→ **Stated goal**
Count the lines in the entries below that include the word "положений". Give nothing but the number.

→ **Task data**
____

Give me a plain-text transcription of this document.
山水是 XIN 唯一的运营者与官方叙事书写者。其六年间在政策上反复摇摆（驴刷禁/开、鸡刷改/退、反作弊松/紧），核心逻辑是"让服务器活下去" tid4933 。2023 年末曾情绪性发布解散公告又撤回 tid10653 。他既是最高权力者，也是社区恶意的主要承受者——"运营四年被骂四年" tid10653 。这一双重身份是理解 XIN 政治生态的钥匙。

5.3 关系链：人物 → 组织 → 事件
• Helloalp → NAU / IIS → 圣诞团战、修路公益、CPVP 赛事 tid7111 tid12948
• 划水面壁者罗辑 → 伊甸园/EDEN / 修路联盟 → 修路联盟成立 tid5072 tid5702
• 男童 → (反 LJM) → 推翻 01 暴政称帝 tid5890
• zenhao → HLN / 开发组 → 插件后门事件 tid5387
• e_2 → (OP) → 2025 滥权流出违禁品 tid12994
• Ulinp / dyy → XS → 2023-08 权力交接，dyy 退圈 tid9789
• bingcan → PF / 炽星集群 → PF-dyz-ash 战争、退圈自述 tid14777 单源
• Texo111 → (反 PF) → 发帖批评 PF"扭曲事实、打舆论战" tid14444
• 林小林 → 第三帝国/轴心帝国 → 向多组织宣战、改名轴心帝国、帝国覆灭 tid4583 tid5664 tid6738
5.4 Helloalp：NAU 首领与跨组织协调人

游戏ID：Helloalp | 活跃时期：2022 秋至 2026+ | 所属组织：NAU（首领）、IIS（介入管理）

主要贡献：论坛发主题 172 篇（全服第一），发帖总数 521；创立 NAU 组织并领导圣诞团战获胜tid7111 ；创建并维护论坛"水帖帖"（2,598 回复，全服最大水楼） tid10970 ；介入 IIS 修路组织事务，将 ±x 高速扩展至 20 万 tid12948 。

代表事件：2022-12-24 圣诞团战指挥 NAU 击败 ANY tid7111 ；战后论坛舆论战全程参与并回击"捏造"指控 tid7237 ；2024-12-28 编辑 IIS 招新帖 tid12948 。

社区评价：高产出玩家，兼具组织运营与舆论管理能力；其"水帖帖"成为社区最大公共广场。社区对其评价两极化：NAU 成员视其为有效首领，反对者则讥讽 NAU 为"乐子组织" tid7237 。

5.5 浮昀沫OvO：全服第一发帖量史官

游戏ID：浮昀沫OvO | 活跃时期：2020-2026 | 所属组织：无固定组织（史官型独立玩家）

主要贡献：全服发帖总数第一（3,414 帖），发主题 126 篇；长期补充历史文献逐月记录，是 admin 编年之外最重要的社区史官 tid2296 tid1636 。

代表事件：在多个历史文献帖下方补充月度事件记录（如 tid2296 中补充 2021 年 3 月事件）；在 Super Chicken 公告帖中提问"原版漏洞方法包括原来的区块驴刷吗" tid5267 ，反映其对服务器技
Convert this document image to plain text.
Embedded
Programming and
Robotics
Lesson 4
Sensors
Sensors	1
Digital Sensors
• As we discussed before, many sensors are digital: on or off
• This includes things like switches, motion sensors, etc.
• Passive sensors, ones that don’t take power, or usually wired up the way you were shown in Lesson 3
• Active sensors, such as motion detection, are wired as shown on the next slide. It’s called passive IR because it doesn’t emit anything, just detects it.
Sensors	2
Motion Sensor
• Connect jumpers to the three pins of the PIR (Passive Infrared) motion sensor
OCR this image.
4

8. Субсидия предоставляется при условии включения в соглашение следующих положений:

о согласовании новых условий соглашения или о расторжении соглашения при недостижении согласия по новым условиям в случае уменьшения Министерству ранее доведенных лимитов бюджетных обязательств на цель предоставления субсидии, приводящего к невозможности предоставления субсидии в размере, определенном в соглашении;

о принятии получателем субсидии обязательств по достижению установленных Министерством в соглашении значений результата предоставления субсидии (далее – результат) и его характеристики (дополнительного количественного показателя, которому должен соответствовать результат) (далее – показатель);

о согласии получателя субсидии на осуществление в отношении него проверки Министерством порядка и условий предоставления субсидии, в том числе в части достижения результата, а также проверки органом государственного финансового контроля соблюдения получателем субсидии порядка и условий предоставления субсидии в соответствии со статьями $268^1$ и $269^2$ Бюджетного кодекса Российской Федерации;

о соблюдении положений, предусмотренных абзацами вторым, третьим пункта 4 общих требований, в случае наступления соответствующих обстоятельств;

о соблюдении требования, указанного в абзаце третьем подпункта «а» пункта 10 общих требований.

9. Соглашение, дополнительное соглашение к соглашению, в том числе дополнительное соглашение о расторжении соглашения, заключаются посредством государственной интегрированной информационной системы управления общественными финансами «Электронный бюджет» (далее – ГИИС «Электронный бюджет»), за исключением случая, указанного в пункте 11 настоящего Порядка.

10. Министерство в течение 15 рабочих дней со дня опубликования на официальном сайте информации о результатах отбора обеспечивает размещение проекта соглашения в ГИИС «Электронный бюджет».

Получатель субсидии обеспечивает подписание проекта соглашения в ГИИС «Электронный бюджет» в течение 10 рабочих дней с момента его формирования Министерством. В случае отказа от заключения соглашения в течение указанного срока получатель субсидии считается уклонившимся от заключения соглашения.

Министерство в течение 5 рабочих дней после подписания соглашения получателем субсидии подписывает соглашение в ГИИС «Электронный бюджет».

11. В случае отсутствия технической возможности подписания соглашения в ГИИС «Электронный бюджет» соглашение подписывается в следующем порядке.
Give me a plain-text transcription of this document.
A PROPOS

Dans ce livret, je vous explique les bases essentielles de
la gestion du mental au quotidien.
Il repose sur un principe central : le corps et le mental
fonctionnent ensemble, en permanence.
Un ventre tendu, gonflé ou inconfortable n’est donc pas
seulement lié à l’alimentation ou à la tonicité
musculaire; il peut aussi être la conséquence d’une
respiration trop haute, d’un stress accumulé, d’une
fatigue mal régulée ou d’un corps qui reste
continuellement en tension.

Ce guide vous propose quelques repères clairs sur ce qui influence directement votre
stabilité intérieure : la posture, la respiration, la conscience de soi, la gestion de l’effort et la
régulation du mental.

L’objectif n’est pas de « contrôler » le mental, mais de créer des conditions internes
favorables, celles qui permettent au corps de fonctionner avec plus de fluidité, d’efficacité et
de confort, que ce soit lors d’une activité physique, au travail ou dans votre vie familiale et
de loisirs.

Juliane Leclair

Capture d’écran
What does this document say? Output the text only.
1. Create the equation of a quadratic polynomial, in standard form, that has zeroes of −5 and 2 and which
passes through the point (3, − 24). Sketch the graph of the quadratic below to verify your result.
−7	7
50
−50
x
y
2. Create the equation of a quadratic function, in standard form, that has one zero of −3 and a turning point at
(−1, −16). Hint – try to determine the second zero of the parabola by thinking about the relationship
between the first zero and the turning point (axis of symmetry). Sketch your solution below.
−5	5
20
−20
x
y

____

→ **Answer to this task**
2